Exercise: Going through the material below, please gather all lines with the word "transporti" in them.

begin Record extracts

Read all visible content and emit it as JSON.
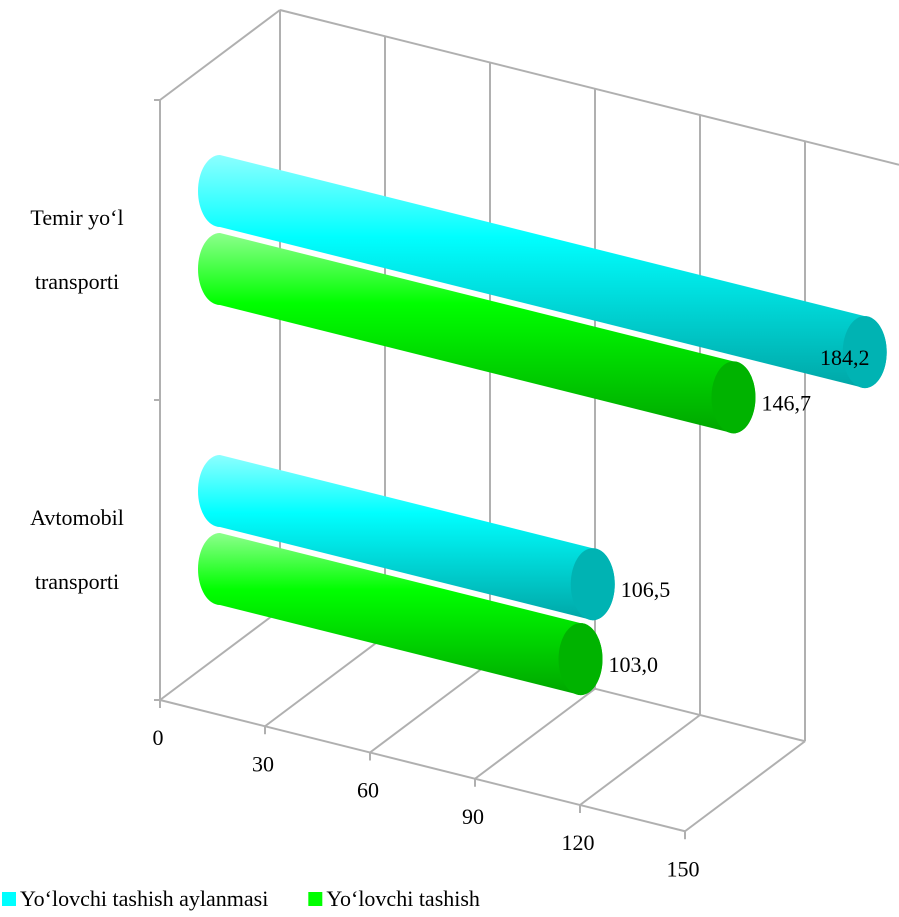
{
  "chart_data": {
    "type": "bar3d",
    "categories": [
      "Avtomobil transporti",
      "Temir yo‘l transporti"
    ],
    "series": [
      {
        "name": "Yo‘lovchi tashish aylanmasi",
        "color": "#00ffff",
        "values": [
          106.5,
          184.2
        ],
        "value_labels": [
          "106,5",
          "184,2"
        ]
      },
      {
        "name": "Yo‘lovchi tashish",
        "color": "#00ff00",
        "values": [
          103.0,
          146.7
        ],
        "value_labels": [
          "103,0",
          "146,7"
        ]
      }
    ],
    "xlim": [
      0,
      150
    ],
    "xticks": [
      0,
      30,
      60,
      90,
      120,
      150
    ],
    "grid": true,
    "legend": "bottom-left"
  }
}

end Record extracts
begin Record extracts

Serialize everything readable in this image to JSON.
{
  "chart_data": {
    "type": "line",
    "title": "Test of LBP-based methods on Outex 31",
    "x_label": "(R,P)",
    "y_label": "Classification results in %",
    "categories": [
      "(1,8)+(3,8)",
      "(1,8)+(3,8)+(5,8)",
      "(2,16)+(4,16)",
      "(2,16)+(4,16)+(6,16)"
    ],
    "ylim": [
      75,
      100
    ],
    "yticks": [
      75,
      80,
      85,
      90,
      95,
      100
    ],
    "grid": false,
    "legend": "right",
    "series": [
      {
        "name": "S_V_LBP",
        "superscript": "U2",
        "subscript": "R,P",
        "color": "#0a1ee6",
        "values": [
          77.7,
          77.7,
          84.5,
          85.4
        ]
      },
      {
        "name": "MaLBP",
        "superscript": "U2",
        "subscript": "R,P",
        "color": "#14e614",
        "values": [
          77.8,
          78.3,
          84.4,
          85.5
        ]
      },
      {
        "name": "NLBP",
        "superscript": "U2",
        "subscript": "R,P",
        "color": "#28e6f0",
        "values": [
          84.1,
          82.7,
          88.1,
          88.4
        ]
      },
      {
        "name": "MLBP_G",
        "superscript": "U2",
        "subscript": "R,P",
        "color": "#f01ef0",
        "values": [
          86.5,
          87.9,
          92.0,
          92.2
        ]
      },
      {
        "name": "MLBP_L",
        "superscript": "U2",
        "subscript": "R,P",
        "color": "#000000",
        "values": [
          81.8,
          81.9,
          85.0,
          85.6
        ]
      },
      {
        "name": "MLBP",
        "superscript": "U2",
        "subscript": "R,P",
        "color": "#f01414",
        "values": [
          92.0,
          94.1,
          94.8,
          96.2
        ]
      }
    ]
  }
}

end Record extracts

Correct answer:
      "Avtomobil transporti",
      "Temir yo‘l transporti"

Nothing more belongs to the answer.